— Task statement —
For the material that follows, work out how many lines hold the word "cycle" and answer only with the number.
= Beginning of Section =
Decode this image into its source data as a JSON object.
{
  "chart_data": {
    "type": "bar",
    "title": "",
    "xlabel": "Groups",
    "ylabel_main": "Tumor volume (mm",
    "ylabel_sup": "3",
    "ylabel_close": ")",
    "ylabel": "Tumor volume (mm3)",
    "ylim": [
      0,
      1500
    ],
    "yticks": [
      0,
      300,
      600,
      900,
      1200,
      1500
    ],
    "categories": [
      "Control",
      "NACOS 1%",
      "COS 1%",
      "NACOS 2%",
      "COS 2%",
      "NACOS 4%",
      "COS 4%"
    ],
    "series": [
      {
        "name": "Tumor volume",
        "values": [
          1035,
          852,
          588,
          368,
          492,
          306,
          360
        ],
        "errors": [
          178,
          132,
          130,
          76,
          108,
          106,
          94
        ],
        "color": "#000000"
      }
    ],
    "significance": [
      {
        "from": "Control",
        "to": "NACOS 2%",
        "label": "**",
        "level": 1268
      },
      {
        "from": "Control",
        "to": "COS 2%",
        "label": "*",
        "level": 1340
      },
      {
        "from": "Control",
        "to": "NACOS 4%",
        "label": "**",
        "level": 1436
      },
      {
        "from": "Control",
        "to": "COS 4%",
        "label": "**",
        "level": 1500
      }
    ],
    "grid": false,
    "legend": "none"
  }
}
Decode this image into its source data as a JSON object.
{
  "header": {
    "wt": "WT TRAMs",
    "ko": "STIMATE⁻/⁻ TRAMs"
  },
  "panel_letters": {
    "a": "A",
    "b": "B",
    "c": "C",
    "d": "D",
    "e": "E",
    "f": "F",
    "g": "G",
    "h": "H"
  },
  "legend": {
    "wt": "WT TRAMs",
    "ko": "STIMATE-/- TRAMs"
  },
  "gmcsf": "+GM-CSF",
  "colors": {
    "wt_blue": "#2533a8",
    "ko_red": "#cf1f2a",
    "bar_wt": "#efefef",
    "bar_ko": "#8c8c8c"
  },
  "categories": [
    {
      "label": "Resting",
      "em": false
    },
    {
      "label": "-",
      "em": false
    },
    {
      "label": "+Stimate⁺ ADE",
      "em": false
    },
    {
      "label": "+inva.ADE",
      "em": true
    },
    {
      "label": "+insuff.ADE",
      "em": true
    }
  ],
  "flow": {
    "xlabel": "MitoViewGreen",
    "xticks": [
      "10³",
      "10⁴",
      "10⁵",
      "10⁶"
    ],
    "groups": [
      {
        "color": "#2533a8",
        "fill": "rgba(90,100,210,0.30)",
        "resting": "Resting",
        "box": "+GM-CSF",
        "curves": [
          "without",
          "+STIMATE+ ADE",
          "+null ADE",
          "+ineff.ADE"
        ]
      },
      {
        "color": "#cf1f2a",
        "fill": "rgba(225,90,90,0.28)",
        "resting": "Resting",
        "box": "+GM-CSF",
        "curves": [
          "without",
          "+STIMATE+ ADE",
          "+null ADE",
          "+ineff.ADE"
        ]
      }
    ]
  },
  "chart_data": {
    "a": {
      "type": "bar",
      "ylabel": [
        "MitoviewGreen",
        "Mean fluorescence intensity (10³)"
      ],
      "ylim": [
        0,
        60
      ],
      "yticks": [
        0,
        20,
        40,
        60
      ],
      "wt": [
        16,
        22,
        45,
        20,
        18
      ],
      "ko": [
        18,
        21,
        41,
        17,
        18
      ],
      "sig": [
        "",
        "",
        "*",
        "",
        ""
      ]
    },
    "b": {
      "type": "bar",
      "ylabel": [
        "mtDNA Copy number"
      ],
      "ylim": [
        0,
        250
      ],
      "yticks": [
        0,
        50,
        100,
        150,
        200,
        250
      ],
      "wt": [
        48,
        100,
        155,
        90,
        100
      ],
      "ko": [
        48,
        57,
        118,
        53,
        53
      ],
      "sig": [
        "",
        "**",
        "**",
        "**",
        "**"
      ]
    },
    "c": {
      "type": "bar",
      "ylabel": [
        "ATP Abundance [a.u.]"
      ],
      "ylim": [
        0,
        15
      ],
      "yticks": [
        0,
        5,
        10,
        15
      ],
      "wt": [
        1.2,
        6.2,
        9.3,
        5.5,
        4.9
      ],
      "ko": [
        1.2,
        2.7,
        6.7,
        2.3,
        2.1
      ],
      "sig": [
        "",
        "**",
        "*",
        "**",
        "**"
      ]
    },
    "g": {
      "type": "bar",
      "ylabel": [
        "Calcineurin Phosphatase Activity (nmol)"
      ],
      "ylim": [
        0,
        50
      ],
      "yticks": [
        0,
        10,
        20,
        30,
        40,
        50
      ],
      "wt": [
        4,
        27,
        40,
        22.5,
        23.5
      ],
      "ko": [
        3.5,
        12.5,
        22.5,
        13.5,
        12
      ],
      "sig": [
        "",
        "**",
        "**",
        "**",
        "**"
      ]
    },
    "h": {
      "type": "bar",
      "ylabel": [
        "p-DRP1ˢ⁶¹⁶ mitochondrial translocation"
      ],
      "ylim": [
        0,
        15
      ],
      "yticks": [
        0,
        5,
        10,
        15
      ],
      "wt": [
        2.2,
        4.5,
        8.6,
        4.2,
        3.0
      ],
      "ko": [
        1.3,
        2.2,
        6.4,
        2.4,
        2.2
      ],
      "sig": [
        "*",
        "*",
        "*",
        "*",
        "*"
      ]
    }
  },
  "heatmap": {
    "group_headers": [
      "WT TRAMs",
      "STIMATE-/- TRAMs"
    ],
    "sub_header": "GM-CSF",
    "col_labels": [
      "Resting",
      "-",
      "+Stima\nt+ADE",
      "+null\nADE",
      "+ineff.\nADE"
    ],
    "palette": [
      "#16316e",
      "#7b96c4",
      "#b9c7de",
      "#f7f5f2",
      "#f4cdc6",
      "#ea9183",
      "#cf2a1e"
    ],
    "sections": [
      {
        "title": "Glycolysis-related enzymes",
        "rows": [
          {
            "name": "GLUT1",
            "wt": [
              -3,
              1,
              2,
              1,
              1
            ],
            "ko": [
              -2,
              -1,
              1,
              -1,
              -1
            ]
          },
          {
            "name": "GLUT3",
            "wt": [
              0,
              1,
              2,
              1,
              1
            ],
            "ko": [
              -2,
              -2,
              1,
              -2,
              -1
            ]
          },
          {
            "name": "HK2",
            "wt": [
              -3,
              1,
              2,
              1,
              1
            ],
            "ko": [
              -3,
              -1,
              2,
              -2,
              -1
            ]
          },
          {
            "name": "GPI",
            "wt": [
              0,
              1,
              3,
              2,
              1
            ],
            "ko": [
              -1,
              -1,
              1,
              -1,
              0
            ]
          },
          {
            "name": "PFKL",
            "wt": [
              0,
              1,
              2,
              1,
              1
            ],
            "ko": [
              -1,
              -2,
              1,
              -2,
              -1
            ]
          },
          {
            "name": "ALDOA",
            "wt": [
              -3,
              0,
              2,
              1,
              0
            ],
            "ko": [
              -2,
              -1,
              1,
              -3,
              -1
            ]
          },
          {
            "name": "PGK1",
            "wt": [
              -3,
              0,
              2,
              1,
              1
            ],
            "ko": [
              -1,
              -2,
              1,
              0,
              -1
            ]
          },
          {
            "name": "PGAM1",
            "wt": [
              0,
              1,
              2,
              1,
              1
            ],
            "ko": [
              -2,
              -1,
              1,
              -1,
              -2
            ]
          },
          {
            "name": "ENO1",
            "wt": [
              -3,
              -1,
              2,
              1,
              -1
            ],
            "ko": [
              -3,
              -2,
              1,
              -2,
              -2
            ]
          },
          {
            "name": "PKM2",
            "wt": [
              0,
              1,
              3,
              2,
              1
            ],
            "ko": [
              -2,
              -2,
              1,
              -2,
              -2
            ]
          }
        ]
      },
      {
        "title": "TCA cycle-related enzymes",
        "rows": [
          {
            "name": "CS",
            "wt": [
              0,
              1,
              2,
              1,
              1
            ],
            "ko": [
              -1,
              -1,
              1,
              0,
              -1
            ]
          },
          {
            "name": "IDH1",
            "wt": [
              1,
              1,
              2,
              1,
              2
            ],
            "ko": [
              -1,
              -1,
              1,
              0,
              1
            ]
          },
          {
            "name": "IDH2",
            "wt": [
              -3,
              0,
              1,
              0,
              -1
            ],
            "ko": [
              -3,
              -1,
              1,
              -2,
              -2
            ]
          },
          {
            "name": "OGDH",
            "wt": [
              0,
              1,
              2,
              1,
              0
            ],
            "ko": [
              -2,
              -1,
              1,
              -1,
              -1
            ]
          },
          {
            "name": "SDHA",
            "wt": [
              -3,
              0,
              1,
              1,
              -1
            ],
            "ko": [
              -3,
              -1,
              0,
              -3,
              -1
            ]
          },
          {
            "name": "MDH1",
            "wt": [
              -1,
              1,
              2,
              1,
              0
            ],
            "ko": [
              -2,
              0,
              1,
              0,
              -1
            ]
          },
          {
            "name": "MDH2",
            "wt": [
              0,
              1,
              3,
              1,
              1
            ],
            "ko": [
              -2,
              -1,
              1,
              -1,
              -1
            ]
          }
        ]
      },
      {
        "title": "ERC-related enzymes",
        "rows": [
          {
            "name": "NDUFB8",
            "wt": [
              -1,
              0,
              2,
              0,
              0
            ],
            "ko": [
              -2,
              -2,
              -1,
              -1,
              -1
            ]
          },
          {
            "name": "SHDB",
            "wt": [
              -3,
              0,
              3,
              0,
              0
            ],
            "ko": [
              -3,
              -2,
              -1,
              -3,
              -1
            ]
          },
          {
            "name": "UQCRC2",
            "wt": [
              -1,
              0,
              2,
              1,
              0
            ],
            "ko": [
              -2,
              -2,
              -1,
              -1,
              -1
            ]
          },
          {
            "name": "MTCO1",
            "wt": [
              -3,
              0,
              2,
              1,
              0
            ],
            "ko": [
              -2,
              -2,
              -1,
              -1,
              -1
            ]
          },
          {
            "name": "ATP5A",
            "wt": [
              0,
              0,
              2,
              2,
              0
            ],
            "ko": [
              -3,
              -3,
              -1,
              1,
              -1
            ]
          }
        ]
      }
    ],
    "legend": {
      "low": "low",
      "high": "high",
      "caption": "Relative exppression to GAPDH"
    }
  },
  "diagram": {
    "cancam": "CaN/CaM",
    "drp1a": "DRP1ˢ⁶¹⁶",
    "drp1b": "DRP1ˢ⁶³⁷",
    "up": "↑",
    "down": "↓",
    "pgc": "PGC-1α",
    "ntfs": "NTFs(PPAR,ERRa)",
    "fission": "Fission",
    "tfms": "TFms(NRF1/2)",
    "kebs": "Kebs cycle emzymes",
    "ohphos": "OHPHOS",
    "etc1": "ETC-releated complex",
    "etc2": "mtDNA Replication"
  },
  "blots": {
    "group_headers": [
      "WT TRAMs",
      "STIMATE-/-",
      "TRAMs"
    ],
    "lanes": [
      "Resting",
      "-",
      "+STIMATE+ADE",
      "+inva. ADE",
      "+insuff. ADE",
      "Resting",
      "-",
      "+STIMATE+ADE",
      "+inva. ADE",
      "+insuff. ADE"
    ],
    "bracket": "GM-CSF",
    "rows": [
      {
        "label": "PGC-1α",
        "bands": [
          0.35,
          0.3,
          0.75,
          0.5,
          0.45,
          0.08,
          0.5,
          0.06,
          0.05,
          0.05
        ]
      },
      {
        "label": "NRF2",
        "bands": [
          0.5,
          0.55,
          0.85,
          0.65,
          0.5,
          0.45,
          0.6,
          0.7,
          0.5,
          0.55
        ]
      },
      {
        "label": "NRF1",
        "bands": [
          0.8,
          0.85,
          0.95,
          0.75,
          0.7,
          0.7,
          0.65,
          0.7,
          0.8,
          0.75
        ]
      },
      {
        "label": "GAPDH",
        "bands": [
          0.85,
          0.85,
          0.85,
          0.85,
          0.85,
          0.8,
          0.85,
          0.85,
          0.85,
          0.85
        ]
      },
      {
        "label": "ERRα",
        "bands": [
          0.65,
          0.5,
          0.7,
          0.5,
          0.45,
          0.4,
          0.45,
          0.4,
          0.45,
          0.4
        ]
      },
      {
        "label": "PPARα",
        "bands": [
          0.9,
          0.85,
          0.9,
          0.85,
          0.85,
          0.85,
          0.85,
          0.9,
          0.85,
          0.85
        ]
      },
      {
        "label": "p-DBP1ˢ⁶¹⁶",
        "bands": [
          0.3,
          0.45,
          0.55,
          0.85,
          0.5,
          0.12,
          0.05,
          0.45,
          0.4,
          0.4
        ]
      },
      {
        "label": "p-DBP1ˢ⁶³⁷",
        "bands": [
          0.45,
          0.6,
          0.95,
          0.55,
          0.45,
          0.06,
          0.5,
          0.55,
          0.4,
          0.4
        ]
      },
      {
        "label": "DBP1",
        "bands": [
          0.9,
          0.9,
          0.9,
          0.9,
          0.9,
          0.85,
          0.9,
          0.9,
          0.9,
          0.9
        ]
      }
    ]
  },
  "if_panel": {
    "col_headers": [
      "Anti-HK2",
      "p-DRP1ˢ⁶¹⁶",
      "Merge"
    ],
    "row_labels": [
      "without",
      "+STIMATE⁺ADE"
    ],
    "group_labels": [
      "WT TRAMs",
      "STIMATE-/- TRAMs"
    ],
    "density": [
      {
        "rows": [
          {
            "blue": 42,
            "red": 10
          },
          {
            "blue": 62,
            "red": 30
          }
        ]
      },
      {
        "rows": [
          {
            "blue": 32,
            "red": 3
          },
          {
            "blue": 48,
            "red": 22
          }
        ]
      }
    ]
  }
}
= End of Section =
— Exercise answer —
2